— EXERCISE MATERIALS —
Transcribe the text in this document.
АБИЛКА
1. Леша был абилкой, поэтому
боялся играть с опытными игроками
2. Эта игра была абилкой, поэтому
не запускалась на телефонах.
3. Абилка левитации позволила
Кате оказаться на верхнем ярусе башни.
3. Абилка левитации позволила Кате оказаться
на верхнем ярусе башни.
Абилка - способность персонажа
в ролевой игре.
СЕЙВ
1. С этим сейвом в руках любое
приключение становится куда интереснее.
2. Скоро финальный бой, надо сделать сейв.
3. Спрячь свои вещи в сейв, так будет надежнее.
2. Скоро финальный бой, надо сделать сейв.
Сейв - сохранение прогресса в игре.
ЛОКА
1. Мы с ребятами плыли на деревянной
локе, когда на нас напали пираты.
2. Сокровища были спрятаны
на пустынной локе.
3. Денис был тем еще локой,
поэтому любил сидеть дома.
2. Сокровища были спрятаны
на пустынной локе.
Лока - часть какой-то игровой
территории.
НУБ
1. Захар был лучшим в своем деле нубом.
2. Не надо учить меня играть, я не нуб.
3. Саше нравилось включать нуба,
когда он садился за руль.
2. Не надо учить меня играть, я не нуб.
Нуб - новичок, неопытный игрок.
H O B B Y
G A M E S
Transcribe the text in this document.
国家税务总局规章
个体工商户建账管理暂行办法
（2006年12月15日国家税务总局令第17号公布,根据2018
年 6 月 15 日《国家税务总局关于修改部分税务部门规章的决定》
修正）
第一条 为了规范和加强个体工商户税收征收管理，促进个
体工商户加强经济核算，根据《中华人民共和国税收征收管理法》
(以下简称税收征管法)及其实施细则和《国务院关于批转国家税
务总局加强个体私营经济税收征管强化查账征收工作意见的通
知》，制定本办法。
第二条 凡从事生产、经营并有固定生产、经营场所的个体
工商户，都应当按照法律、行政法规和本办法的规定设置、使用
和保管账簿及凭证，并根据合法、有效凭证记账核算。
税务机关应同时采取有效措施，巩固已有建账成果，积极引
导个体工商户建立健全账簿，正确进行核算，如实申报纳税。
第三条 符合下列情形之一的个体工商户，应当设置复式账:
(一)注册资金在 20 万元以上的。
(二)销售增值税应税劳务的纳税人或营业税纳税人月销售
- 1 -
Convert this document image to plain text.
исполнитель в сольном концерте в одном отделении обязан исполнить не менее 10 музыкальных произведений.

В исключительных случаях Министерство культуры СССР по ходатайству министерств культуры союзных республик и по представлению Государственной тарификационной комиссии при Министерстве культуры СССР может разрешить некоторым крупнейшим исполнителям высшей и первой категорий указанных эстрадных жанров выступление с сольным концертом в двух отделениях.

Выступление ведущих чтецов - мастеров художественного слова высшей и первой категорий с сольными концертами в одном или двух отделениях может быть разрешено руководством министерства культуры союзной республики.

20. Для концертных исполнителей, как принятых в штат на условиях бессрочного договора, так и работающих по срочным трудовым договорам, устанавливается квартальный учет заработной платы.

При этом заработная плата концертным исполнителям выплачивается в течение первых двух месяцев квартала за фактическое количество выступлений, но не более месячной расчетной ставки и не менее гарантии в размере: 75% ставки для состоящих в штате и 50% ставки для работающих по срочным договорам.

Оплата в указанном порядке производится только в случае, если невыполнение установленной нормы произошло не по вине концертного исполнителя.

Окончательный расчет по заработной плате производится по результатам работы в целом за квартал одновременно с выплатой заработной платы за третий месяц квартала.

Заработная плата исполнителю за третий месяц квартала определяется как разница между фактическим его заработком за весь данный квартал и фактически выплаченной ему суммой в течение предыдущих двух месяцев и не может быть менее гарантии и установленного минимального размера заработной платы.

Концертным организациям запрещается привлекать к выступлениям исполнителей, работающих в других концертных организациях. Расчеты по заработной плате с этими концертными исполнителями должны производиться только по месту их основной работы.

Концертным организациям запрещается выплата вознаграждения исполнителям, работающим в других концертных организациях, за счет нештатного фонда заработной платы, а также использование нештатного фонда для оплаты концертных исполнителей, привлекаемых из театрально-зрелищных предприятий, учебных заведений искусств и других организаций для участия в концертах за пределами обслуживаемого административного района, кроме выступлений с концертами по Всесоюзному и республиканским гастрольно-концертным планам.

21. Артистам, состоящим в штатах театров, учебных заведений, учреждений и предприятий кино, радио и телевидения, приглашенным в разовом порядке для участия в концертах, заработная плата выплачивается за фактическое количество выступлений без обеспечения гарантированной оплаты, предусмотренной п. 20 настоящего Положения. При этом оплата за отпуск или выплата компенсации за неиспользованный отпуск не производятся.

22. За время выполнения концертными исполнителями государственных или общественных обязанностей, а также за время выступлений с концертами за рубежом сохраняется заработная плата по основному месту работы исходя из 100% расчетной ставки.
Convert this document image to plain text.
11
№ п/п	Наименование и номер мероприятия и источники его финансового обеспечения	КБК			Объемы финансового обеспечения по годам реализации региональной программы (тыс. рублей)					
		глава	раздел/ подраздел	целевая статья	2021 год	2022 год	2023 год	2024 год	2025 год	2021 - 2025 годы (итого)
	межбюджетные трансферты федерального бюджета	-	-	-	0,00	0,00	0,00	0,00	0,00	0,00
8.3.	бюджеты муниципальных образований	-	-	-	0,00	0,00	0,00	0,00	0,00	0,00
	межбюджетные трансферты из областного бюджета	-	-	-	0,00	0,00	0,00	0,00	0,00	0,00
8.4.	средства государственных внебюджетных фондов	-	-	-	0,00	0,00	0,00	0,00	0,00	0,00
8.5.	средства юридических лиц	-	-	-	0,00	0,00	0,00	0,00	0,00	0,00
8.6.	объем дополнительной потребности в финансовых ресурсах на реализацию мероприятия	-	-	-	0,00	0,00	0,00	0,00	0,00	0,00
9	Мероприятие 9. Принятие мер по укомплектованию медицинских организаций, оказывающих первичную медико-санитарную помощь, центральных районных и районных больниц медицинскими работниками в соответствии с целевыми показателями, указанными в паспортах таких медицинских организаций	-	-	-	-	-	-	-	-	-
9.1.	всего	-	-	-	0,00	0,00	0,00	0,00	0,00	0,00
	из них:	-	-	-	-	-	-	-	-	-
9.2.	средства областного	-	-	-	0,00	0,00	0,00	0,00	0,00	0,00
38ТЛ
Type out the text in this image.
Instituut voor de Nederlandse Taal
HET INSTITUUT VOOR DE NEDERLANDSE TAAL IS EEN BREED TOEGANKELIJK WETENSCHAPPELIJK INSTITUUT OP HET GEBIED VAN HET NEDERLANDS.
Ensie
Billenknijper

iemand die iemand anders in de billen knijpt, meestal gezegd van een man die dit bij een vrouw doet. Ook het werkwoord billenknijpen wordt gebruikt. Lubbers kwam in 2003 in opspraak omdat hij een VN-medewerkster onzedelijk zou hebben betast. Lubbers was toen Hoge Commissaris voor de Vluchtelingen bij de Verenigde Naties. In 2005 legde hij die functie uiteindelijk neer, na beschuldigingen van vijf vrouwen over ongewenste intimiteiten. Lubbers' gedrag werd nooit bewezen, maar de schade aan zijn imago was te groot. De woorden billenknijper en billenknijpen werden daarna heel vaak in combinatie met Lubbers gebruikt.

— WHAT IS REQUIRED —
Repeat only what runs from the line holding "Type out the text in this image." to the end of the data, keeping every line exactly as written, first and last included.

— RESULT —
Type out the text in this image.
Instituut voor de Nederlandse Taal
HET INSTITUUT VOOR DE NEDERLANDSE TAAL IS EEN BREED TOEGANKELIJK WETENSCHAPPELIJK INSTITUUT OP HET GEBIED VAN HET NEDERLANDS.
Ensie
Billenknijper

iemand die iemand anders in de billen knijpt, meestal gezegd van een man die dit bij een vrouw doet. Ook het werkwoord billenknijpen wordt gebruikt. Lubbers kwam in 2003 in opspraak omdat hij een VN-medewerkster onzedelijk zou hebben betast. Lubbers was toen Hoge Commissaris voor de Vluchtelingen bij de Verenigde Naties. In 2005 legde hij die functie uiteindelijk neer, na beschuldigingen van vijf vrouwen over ongewenste intimiteiten. Lubbers' gedrag werd nooit bewezen, maar de schade aan zijn imago was te groot. De woorden billenknijper en billenknijpen werden daarna heel vaak in combinatie met Lubbers gebruikt.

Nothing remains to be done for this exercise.